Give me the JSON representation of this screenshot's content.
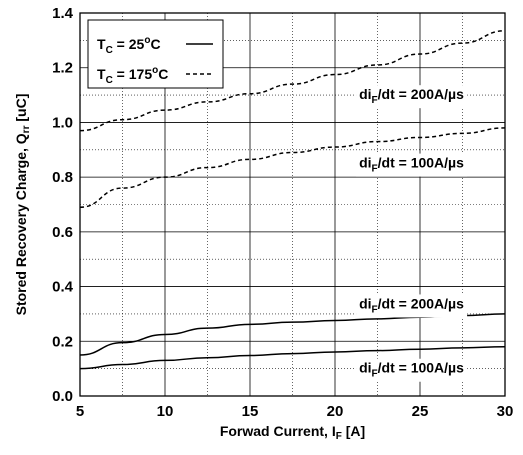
{
  "chart_data": {
    "type": "line",
    "xlabel": {
      "main": "Forwad Current, I",
      "sub": "F",
      "unit": " [A]"
    },
    "ylabel": {
      "main": "Stored Recovery Charge, Q",
      "sub": "rr",
      "unit": " [uC]"
    },
    "xlim": [
      5,
      30
    ],
    "ylim": [
      0.0,
      1.4
    ],
    "x_ticks": [
      "5",
      "10",
      "15",
      "20",
      "25",
      "30"
    ],
    "y_ticks": [
      "0.0",
      "0.2",
      "0.4",
      "0.6",
      "0.8",
      "1.0",
      "1.2",
      "1.4"
    ],
    "grid": true,
    "legend": {
      "position": "top-left",
      "entries": [
        {
          "pre": "T",
          "sub": "C",
          "mid": " = 25",
          "sup": "o",
          "post": "C",
          "style": "solid"
        },
        {
          "pre": "T",
          "sub": "C",
          "mid": " = 175",
          "sup": "o",
          "post": "C",
          "style": "dashed"
        }
      ]
    },
    "series": [
      {
        "temperature": "175C",
        "rate": "200A/us",
        "style": "dashed",
        "x": [
          5,
          7.5,
          10,
          12.5,
          15,
          17.5,
          20,
          22.5,
          25,
          27.5,
          30
        ],
        "y": [
          0.97,
          1.01,
          1.045,
          1.075,
          1.105,
          1.14,
          1.175,
          1.21,
          1.25,
          1.29,
          1.335
        ]
      },
      {
        "temperature": "175C",
        "rate": "100A/us",
        "style": "dashed",
        "x": [
          5,
          7.5,
          10,
          12.5,
          15,
          17.5,
          20,
          22.5,
          25,
          27.5,
          30
        ],
        "y": [
          0.69,
          0.76,
          0.8,
          0.835,
          0.865,
          0.89,
          0.91,
          0.93,
          0.945,
          0.96,
          0.98
        ]
      },
      {
        "temperature": "25C",
        "rate": "200A/us",
        "style": "solid",
        "x": [
          5,
          7.5,
          10,
          12.5,
          15,
          17.5,
          20,
          22.5,
          25,
          27.5,
          30
        ],
        "y": [
          0.15,
          0.195,
          0.225,
          0.248,
          0.262,
          0.27,
          0.276,
          0.282,
          0.288,
          0.294,
          0.3
        ]
      },
      {
        "temperature": "25C",
        "rate": "100A/us",
        "style": "solid",
        "x": [
          5,
          7.5,
          10,
          12.5,
          15,
          17.5,
          20,
          22.5,
          25,
          27.5,
          30
        ],
        "y": [
          0.1,
          0.115,
          0.13,
          0.14,
          0.148,
          0.155,
          0.161,
          0.166,
          0.171,
          0.176,
          0.18
        ]
      }
    ],
    "annotations": [
      {
        "name": "label-175c-200",
        "pre": "di",
        "sub": "F",
        "post": "/dt = 200A/µs",
        "x": 24.5,
        "y": 1.085
      },
      {
        "name": "label-175c-100",
        "pre": "di",
        "sub": "F",
        "post": "/dt = 100A/µs",
        "x": 24.5,
        "y": 0.835
      },
      {
        "name": "label-25c-200",
        "pre": "di",
        "sub": "F",
        "post": "/dt = 200A/µs",
        "x": 24.5,
        "y": 0.32
      },
      {
        "name": "label-25c-100",
        "pre": "di",
        "sub": "F",
        "post": "/dt = 100A/µs",
        "x": 24.5,
        "y": 0.085
      }
    ]
  }
}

-*-

Using the listing above, gather each line that holds the string "name" and copy it.

Result below:
        "name": "label-175c-200",
        "name": "label-175c-100",
        "name": "label-25c-200",
        "name": "label-25c-100",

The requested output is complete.